• **Goal**
Transcribe each line of the material as it is, and drop any picture.

Structured figure records:
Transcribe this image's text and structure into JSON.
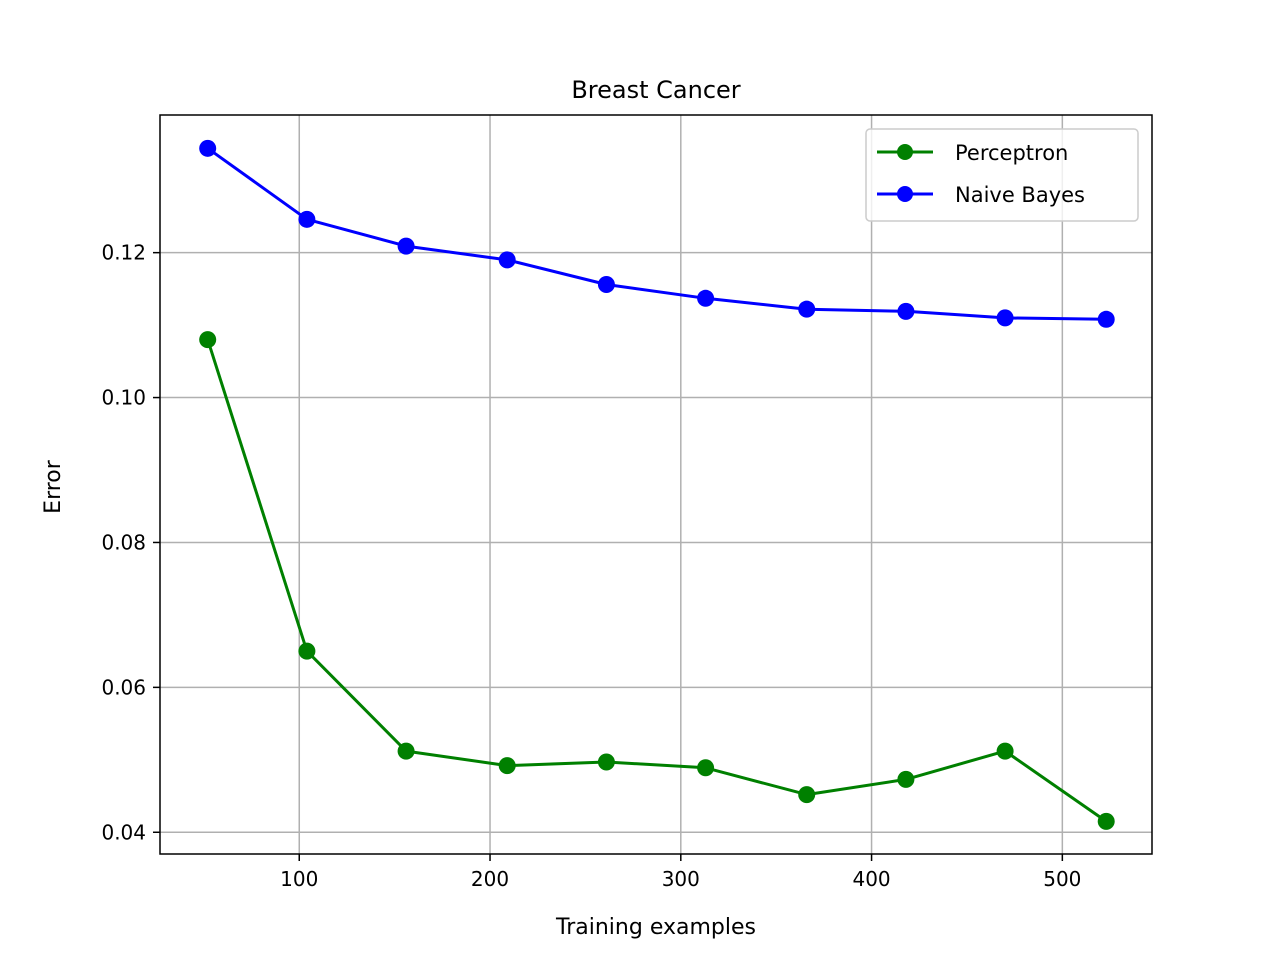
{
  "chart_data": {
    "type": "line",
    "title": "Breast Cancer",
    "xlabel": "Training examples",
    "ylabel": "Error",
    "xlim": [
      27,
      547
    ],
    "ylim": [
      0.037,
      0.139
    ],
    "xticks": [
      100,
      200,
      300,
      400,
      500
    ],
    "yticks": [
      0.04,
      0.06,
      0.08,
      0.1,
      0.12
    ],
    "ytick_labels": [
      "0.04",
      "0.06",
      "0.08",
      "0.10",
      "0.12"
    ],
    "grid": true,
    "legend_position": "top-right",
    "x": [
      52,
      104,
      156,
      209,
      261,
      313,
      366,
      418,
      470,
      523
    ],
    "series": [
      {
        "name": "Perceptron",
        "color": "#008000",
        "values": [
          0.108,
          0.065,
          0.0512,
          0.0492,
          0.0497,
          0.0489,
          0.0452,
          0.0473,
          0.0512,
          0.0415
        ]
      },
      {
        "name": "Naive Bayes",
        "color": "#0000ff",
        "values": [
          0.1344,
          0.1246,
          0.1209,
          0.119,
          0.1156,
          0.1137,
          0.1122,
          0.1119,
          0.111,
          0.1108
        ]
      }
    ]
  }
}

• **Worked solution**
Transcribe this image's text and structure into JSON.
{
  "chart_data": {
    "type": "line",
    "title": "Breast Cancer",
    "xlabel": "Training examples",
    "ylabel": "Error",
    "xlim": [
      27,
      547
    ],
    "ylim": [
      0.037,
      0.139
    ],
    "xticks": [
      100,
      200,
      300,
      400,
      500
    ],
    "yticks": [
      0.04,
      0.06,
      0.08,
      0.1,
      0.12
    ],
    "ytick_labels": [
      "0.04",
      "0.06",
      "0.08",
      "0.10",
      "0.12"
    ],
    "grid": true,
    "legend_position": "top-right",
    "x": [
      52,
      104,
      156,
      209,
      261,
      313,
      366,
      418,
      470,
      523
    ],
    "series": [
      {
        "name": "Perceptron",
        "color": "#008000",
        "values": [
          0.108,
          0.065,
          0.0512,
          0.0492,
          0.0497,
          0.0489,
          0.0452,
          0.0473,
          0.0512,
          0.0415
        ]
      },
      {
        "name": "Naive Bayes",
        "color": "#0000ff",
        "values": [
          0.1344,
          0.1246,
          0.1209,
          0.119,
          0.1156,
          0.1137,
          0.1122,
          0.1119,
          0.111,
          0.1108
        ]
      }
    ]
  }
}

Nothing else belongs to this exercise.